» **Goal**:
Transcribe every record that appears below, exactly and in full.

::::::

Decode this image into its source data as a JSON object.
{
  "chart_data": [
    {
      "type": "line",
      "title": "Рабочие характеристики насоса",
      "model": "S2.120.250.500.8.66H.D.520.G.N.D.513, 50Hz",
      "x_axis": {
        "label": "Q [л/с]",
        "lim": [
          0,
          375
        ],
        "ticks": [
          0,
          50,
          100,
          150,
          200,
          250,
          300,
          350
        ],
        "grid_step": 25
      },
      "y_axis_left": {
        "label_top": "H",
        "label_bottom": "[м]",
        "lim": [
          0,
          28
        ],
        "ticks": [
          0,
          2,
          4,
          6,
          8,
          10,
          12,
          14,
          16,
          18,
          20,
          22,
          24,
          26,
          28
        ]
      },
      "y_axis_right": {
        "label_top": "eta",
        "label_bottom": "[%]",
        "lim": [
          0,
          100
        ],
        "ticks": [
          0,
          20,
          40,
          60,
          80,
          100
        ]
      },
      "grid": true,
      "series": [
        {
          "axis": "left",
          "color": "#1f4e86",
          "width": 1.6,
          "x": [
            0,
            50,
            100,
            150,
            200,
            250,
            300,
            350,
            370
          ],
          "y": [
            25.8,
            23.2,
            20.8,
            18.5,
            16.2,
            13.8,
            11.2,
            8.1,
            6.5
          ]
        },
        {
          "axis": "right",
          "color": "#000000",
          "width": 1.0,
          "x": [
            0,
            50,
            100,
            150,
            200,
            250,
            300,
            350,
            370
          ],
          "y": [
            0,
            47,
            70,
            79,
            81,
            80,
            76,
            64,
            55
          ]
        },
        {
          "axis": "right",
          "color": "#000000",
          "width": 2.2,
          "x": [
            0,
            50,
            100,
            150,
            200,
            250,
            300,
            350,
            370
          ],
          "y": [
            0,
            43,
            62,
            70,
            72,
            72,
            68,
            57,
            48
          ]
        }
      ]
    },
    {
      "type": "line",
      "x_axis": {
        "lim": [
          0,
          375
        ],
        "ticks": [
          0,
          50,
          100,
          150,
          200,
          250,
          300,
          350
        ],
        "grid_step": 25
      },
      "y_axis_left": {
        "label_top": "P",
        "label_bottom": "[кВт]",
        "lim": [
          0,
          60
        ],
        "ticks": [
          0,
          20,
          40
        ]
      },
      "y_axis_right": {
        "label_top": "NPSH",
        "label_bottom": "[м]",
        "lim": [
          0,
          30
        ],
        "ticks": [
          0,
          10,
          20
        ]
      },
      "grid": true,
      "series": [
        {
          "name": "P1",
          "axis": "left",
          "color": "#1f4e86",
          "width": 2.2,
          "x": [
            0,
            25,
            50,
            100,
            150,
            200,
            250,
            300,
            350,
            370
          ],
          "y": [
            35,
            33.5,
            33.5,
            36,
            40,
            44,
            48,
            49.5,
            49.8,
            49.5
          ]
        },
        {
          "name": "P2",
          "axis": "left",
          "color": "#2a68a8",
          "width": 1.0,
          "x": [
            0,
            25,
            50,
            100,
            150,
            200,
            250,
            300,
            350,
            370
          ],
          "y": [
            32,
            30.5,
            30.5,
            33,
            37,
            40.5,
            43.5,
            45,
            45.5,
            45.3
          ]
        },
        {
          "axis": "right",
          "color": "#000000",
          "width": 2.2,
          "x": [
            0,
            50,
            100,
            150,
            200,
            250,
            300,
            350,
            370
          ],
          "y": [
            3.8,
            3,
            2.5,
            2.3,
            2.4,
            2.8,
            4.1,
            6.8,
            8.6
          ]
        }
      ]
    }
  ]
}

::::::

» **Full solution**:
Decode this image into its source data as a JSON object.
{
  "chart_data": [
    {
      "type": "line",
      "title": "Рабочие характеристики насоса",
      "model": "S2.120.250.500.8.66H.D.520.G.N.D.513, 50Hz",
      "x_axis": {
        "label": "Q [л/с]",
        "lim": [
          0,
          375
        ],
        "ticks": [
          0,
          50,
          100,
          150,
          200,
          250,
          300,
          350
        ],
        "grid_step": 25
      },
      "y_axis_left": {
        "label_top": "H",
        "label_bottom": "[м]",
        "lim": [
          0,
          28
        ],
        "ticks": [
          0,
          2,
          4,
          6,
          8,
          10,
          12,
          14,
          16,
          18,
          20,
          22,
          24,
          26,
          28
        ]
      },
      "y_axis_right": {
        "label_top": "eta",
        "label_bottom": "[%]",
        "lim": [
          0,
          100
        ],
        "ticks": [
          0,
          20,
          40,
          60,
          80,
          100
        ]
      },
      "grid": true,
      "series": [
        {
          "axis": "left",
          "color": "#1f4e86",
          "width": 1.6,
          "x": [
            0,
            50,
            100,
            150,
            200,
            250,
            300,
            350,
            370
          ],
          "y": [
            25.8,
            23.2,
            20.8,
            18.5,
            16.2,
            13.8,
            11.2,
            8.1,
            6.5
          ]
        },
        {
          "axis": "right",
          "color": "#000000",
          "width": 1.0,
          "x": [
            0,
            50,
            100,
            150,
            200,
            250,
            300,
            350,
            370
          ],
          "y": [
            0,
            47,
            70,
            79,
            81,
            80,
            76,
            64,
            55
          ]
        },
        {
          "axis": "right",
          "color": "#000000",
          "width": 2.2,
          "x": [
            0,
            50,
            100,
            150,
            200,
            250,
            300,
            350,
            370
          ],
          "y": [
            0,
            43,
            62,
            70,
            72,
            72,
            68,
            57,
            48
          ]
        }
      ]
    },
    {
      "type": "line",
      "x_axis": {
        "lim": [
          0,
          375
        ],
        "ticks": [
          0,
          50,
          100,
          150,
          200,
          250,
          300,
          350
        ],
        "grid_step": 25
      },
      "y_axis_left": {
        "label_top": "P",
        "label_bottom": "[кВт]",
        "lim": [
          0,
          60
        ],
        "ticks": [
          0,
          20,
          40
        ]
      },
      "y_axis_right": {
        "label_top": "NPSH",
        "label_bottom": "[м]",
        "lim": [
          0,
          30
        ],
        "ticks": [
          0,
          10,
          20
        ]
      },
      "grid": true,
      "series": [
        {
          "name": "P1",
          "axis": "left",
          "color": "#1f4e86",
          "width": 2.2,
          "x": [
            0,
            25,
            50,
            100,
            150,
            200,
            250,
            300,
            350,
            370
          ],
          "y": [
            35,
            33.5,
            33.5,
            36,
            40,
            44,
            48,
            49.5,
            49.8,
            49.5
          ]
        },
        {
          "name": "P2",
          "axis": "left",
          "color": "#2a68a8",
          "width": 1.0,
          "x": [
            0,
            25,
            50,
            100,
            150,
            200,
            250,
            300,
            350,
            370
          ],
          "y": [
            32,
            30.5,
            30.5,
            33,
            37,
            40.5,
            43.5,
            45,
            45.5,
            45.3
          ]
        },
        {
          "axis": "right",
          "color": "#000000",
          "width": 2.2,
          "x": [
            0,
            50,
            100,
            150,
            200,
            250,
            300,
            350,
            370
          ],
          "y": [
            3.8,
            3,
            2.5,
            2.3,
            2.4,
            2.8,
            4.1,
            6.8,
            8.6
          ]
        }
      ]
    }
  ]
}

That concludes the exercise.